[Extracted data entries]
• • • • •

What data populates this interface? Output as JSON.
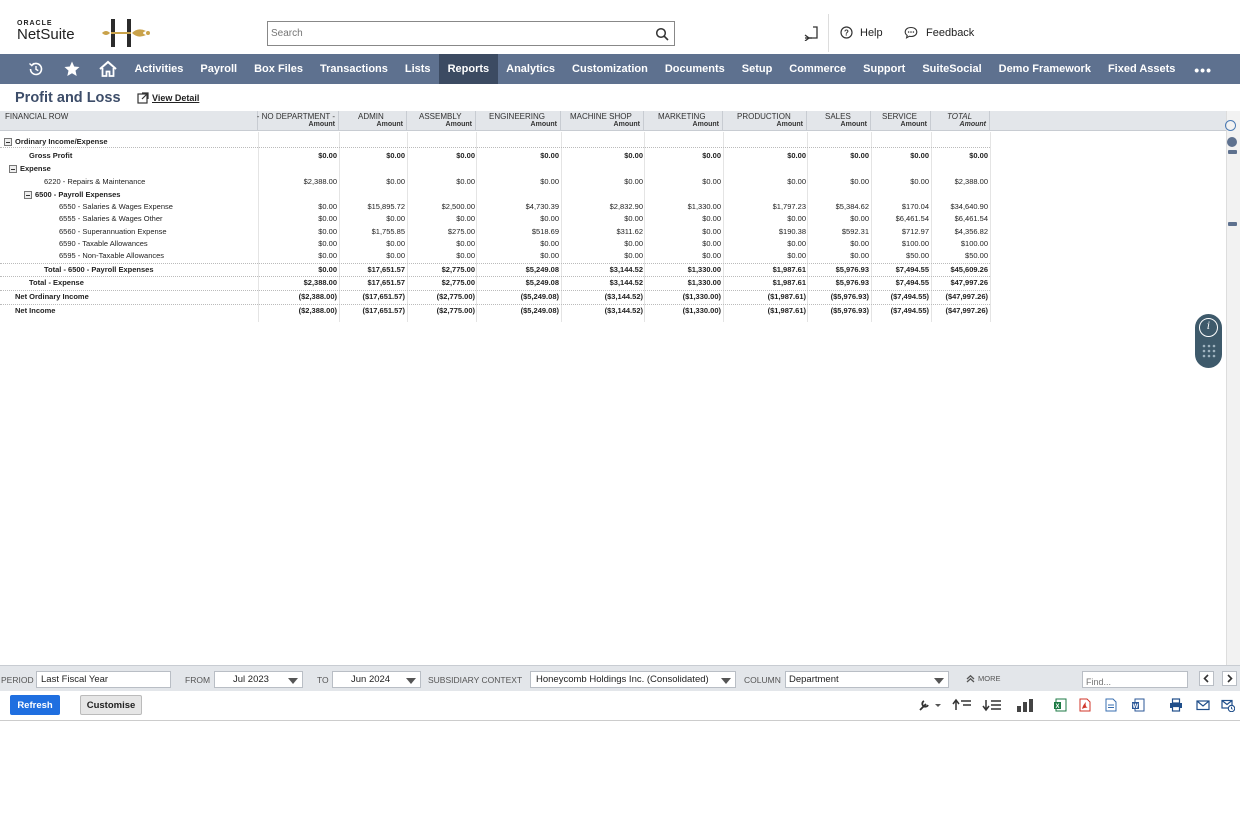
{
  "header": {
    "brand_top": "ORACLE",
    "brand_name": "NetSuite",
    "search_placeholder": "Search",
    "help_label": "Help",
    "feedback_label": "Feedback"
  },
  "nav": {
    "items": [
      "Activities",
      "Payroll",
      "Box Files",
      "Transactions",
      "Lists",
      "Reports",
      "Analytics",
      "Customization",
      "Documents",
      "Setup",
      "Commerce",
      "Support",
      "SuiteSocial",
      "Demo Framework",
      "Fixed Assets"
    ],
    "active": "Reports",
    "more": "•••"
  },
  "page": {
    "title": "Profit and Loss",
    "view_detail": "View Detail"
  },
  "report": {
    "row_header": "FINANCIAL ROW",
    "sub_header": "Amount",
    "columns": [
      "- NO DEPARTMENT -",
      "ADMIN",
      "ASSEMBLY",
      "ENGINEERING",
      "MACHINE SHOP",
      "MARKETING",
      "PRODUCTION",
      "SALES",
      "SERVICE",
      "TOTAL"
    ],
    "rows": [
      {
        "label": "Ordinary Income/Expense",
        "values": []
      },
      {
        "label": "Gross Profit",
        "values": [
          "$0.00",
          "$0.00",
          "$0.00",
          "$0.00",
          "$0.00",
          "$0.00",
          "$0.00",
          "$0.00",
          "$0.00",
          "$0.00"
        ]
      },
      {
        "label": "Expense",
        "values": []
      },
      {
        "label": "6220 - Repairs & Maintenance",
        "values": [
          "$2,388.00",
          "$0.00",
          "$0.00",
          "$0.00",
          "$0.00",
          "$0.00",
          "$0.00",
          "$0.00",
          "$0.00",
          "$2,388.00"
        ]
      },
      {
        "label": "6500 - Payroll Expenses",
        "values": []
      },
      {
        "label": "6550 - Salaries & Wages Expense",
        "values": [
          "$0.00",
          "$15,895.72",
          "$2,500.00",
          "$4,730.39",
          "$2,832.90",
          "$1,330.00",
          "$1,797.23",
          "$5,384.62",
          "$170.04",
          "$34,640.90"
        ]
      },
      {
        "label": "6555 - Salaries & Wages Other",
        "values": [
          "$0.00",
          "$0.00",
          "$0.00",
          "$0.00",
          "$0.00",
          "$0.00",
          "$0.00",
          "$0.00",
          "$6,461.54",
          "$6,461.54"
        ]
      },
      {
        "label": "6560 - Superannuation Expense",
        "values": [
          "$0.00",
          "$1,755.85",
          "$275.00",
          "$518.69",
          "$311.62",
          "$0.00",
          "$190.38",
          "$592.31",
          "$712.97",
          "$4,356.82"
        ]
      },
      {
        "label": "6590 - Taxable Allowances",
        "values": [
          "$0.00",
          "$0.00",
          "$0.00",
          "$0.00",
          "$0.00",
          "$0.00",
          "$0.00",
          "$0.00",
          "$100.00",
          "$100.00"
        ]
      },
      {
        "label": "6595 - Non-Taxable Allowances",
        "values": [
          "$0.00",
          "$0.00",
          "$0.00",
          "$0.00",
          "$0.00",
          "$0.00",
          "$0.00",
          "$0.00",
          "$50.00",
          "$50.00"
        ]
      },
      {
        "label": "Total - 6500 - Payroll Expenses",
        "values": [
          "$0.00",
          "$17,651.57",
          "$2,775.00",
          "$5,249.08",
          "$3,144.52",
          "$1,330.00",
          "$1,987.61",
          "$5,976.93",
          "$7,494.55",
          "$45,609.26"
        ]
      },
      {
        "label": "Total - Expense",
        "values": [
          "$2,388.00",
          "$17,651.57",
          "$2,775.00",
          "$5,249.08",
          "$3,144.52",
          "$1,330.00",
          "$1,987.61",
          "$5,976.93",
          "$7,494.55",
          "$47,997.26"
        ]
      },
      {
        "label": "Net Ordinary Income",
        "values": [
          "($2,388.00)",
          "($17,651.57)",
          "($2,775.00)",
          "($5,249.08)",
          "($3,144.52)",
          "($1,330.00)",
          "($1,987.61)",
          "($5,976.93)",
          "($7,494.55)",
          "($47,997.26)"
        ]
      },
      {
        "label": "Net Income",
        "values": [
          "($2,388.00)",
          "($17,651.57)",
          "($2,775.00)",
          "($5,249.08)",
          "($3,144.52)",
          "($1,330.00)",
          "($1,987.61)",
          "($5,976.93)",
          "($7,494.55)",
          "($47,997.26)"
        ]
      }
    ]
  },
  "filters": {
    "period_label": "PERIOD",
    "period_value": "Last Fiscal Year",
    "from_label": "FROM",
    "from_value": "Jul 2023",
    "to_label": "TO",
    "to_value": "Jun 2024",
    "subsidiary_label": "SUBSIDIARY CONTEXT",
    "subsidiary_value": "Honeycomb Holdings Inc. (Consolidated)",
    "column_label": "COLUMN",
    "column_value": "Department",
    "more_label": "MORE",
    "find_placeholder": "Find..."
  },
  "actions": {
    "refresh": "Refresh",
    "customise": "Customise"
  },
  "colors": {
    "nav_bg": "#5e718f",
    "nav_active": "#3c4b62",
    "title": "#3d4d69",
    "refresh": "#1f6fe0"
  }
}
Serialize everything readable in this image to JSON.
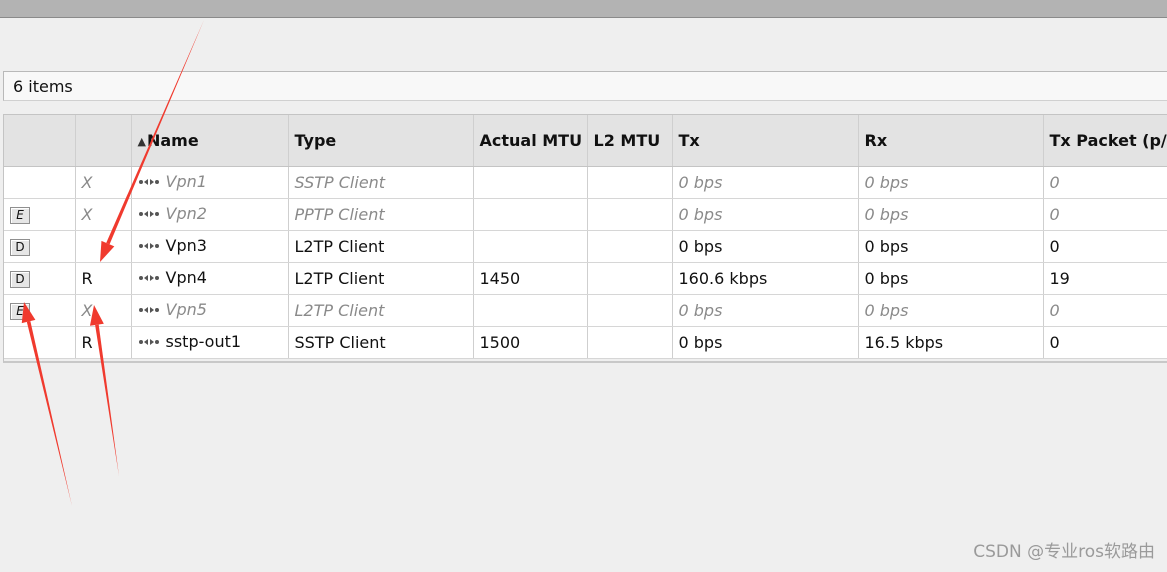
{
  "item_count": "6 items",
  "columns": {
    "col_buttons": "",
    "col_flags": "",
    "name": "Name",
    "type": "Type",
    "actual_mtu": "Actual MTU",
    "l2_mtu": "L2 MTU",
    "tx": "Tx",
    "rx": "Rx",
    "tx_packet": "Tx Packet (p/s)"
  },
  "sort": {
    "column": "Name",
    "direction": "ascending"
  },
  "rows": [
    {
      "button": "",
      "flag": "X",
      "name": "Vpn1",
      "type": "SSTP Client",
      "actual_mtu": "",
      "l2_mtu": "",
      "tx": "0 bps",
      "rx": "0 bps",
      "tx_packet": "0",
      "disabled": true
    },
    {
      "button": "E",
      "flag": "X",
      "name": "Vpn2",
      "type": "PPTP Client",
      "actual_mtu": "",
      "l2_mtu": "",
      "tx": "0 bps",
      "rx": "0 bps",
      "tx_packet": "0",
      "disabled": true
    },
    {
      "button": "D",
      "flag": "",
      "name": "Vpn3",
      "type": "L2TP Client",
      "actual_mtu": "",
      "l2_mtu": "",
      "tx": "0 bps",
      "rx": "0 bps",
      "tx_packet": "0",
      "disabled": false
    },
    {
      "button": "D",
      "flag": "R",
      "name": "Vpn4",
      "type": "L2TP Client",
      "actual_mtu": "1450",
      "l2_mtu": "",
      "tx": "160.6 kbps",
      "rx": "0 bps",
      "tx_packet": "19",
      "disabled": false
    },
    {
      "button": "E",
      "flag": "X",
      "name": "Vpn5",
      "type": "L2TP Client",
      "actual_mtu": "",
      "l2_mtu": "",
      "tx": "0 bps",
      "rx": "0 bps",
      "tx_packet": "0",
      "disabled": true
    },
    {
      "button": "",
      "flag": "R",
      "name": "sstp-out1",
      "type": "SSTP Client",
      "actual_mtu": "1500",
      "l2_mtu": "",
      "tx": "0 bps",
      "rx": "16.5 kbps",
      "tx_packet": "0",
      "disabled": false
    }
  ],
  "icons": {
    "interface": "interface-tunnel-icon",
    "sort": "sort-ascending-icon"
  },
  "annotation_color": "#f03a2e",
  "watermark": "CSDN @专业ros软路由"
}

• • • • •

Take the listing above and print it exactly, apart from the pictures.

▸ ANSWER TO THE PROBLEM:
What data populates this interface? Output as JSON.
{
  "header": {
    "brand_top": "ORACLE",
    "brand_name": "NetSuite",
    "search_placeholder": "Search",
    "help_label": "Help",
    "feedback_label": "Feedback"
  },
  "nav": {
    "items": [
      "Activities",
      "Payroll",
      "Box Files",
      "Transactions",
      "Lists",
      "Reports",
      "Analytics",
      "Customization",
      "Documents",
      "Setup",
      "Commerce",
      "Support",
      "SuiteSocial",
      "Demo Framework",
      "Fixed Assets"
    ],
    "active": "Reports",
    "more": "•••"
  },
  "page": {
    "title": "Profit and Loss",
    "view_detail": "View Detail"
  },
  "report": {
    "row_header": "FINANCIAL ROW",
    "sub_header": "Amount",
    "columns": [
      "- NO DEPARTMENT -",
      "ADMIN",
      "ASSEMBLY",
      "ENGINEERING",
      "MACHINE SHOP",
      "MARKETING",
      "PRODUCTION",
      "SALES",
      "SERVICE",
      "TOTAL"
    ],
    "rows": [
      {
        "label": "Ordinary Income/Expense",
        "values": []
      },
      {
        "label": "Gross Profit",
        "values": [
          "$0.00",
          "$0.00",
          "$0.00",
          "$0.00",
          "$0.00",
          "$0.00",
          "$0.00",
          "$0.00",
          "$0.00",
          "$0.00"
        ]
      },
      {
        "label": "Expense",
        "values": []
      },
      {
        "label": "6220 - Repairs & Maintenance",
        "values": [
          "$2,388.00",
          "$0.00",
          "$0.00",
          "$0.00",
          "$0.00",
          "$0.00",
          "$0.00",
          "$0.00",
          "$0.00",
          "$2,388.00"
        ]
      },
      {
        "label": "6500 - Payroll Expenses",
        "values": []
      },
      {
        "label": "6550 - Salaries & Wages Expense",
        "values": [
          "$0.00",
          "$15,895.72",
          "$2,500.00",
          "$4,730.39",
          "$2,832.90",
          "$1,330.00",
          "$1,797.23",
          "$5,384.62",
          "$170.04",
          "$34,640.90"
        ]
      },
      {
        "label": "6555 - Salaries & Wages Other",
        "values": [
          "$0.00",
          "$0.00",
          "$0.00",
          "$0.00",
          "$0.00",
          "$0.00",
          "$0.00",
          "$0.00",
          "$6,461.54",
          "$6,461.54"
        ]
      },
      {
        "label": "6560 - Superannuation Expense",
        "values": [
          "$0.00",
          "$1,755.85",
          "$275.00",
          "$518.69",
          "$311.62",
          "$0.00",
          "$190.38",
          "$592.31",
          "$712.97",
          "$4,356.82"
        ]
      },
      {
        "label": "6590 - Taxable Allowances",
        "values": [
          "$0.00",
          "$0.00",
          "$0.00",
          "$0.00",
          "$0.00",
          "$0.00",
          "$0.00",
          "$0.00",
          "$100.00",
          "$100.00"
        ]
      },
      {
        "label": "6595 - Non-Taxable Allowances",
        "values": [
          "$0.00",
          "$0.00",
          "$0.00",
          "$0.00",
          "$0.00",
          "$0.00",
          "$0.00",
          "$0.00",
          "$50.00",
          "$50.00"
        ]
      },
      {
        "label": "Total - 6500 - Payroll Expenses",
        "values": [
          "$0.00",
          "$17,651.57",
          "$2,775.00",
          "$5,249.08",
          "$3,144.52",
          "$1,330.00",
          "$1,987.61",
          "$5,976.93",
          "$7,494.55",
          "$45,609.26"
        ]
      },
      {
        "label": "Total - Expense",
        "values": [
          "$2,388.00",
          "$17,651.57",
          "$2,775.00",
          "$5,249.08",
          "$3,144.52",
          "$1,330.00",
          "$1,987.61",
          "$5,976.93",
          "$7,494.55",
          "$47,997.26"
        ]
      },
      {
        "label": "Net Ordinary Income",
        "values": [
          "($2,388.00)",
          "($17,651.57)",
          "($2,775.00)",
          "($5,249.08)",
          "($3,144.52)",
          "($1,330.00)",
          "($1,987.61)",
          "($5,976.93)",
          "($7,494.55)",
          "($47,997.26)"
        ]
      },
      {
        "label": "Net Income",
        "values": [
          "($2,388.00)",
          "($17,651.57)",
          "($2,775.00)",
          "($5,249.08)",
          "($3,144.52)",
          "($1,330.00)",
          "($1,987.61)",
          "($5,976.93)",
          "($7,494.55)",
          "($47,997.26)"
        ]
      }
    ]
  },
  "filters": {
    "period_label": "PERIOD",
    "period_value": "Last Fiscal Year",
    "from_label": "FROM",
    "from_value": "Jul 2023",
    "to_label": "TO",
    "to_value": "Jun 2024",
    "subsidiary_label": "SUBSIDIARY CONTEXT",
    "subsidiary_value": "Honeycomb Holdings Inc. (Consolidated)",
    "column_label": "COLUMN",
    "column_value": "Department",
    "more_label": "MORE",
    "find_placeholder": "Find..."
  },
  "actions": {
    "refresh": "Refresh",
    "customise": "Customise"
  },
  "colors": {
    "nav_bg": "#5e718f",
    "nav_active": "#3c4b62",
    "title": "#3d4d69",
    "refresh": "#1f6fe0"
  }
}
Serialize everything readable in this image to JSON.
{
  "item_count": "6 items",
  "columns": {
    "col_buttons": "",
    "col_flags": "",
    "name": "Name",
    "type": "Type",
    "actual_mtu": "Actual MTU",
    "l2_mtu": "L2 MTU",
    "tx": "Tx",
    "rx": "Rx",
    "tx_packet": "Tx Packet (p/s)"
  },
  "sort": {
    "column": "Name",
    "direction": "ascending"
  },
  "rows": [
    {
      "button": "",
      "flag": "X",
      "name": "Vpn1",
      "type": "SSTP Client",
      "actual_mtu": "",
      "l2_mtu": "",
      "tx": "0 bps",
      "rx": "0 bps",
      "tx_packet": "0",
      "disabled": true
    },
    {
      "button": "E",
      "flag": "X",
      "name": "Vpn2",
      "type": "PPTP Client",
      "actual_mtu": "",
      "l2_mtu": "",
      "tx": "0 bps",
      "rx": "0 bps",
      "tx_packet": "0",
      "disabled": true
    },
    {
      "button": "D",
      "flag": "",
      "name": "Vpn3",
      "type": "L2TP Client",
      "actual_mtu": "",
      "l2_mtu": "",
      "tx": "0 bps",
      "rx": "0 bps",
      "tx_packet": "0",
      "disabled": false
    },
    {
      "button": "D",
      "flag": "R",
      "name": "Vpn4",
      "type": "L2TP Client",
      "actual_mtu": "1450",
      "l2_mtu": "",
      "tx": "160.6 kbps",
      "rx": "0 bps",
      "tx_packet": "19",
      "disabled": false
    },
    {
      "button": "E",
      "flag": "X",
      "name": "Vpn5",
      "type": "L2TP Client",
      "actual_mtu": "",
      "l2_mtu": "",
      "tx": "0 bps",
      "rx": "0 bps",
      "tx_packet": "0",
      "disabled": true
    },
    {
      "button": "",
      "flag": "R",
      "name": "sstp-out1",
      "type": "SSTP Client",
      "actual_mtu": "1500",
      "l2_mtu": "",
      "tx": "0 bps",
      "rx": "16.5 kbps",
      "tx_packet": "0",
      "disabled": false
    }
  ],
  "icons": {
    "interface": "interface-tunnel-icon",
    "sort": "sort-ascending-icon"
  },
  "annotation_color": "#f03a2e",
  "watermark": "CSDN @专业ros软路由"
}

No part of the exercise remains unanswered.